- SET PROBLEM
Every line with the word "label" in it should be extracted from the data that follows.

- Stored dataset items
━━━━

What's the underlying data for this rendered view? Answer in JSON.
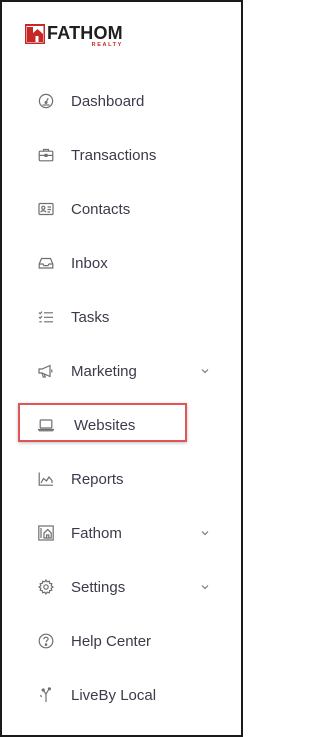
{
  "brand": {
    "name": "FATHOM",
    "sub": "REALTY",
    "accent_color": "#c62828",
    "icon": "fathom-logo-icon"
  },
  "nav": {
    "items": [
      {
        "label": "Dashboard",
        "icon": "gauge-icon",
        "has_chevron": false
      },
      {
        "label": "Transactions",
        "icon": "briefcase-icon",
        "has_chevron": false
      },
      {
        "label": "Contacts",
        "icon": "contact-card-icon",
        "has_chevron": false
      },
      {
        "label": "Inbox",
        "icon": "inbox-tray-icon",
        "has_chevron": false
      },
      {
        "label": "Tasks",
        "icon": "checklist-icon",
        "has_chevron": false
      },
      {
        "label": "Marketing",
        "icon": "megaphone-icon",
        "has_chevron": true
      },
      {
        "label": "Websites",
        "icon": "laptop-icon",
        "has_chevron": false,
        "highlighted": true
      },
      {
        "label": "Reports",
        "icon": "area-chart-icon",
        "has_chevron": false
      },
      {
        "label": "Fathom",
        "icon": "fathom-building-icon",
        "has_chevron": true
      },
      {
        "label": "Settings",
        "icon": "gear-icon",
        "has_chevron": true
      },
      {
        "label": "Help Center",
        "icon": "help-circle-icon",
        "has_chevron": false
      },
      {
        "label": "LiveBy Local",
        "icon": "map-pin-icon",
        "has_chevron": false
      }
    ]
  },
  "colors": {
    "highlight_border": "#e05555",
    "text": "#3b3b4a",
    "icon": "#6f6f6f"
  }
}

━━━━

- REPLY
        "label": "Dashboard",
        "label": "Transactions",
        "label": "Contacts",
        "label": "Inbox",
        "label": "Tasks",
        "label": "Marketing",
        "label": "Websites",
        "label": "Reports",
        "label": "Fathom",
        "label": "Settings",
        "label": "Help Center",
        "label": "LiveBy Local",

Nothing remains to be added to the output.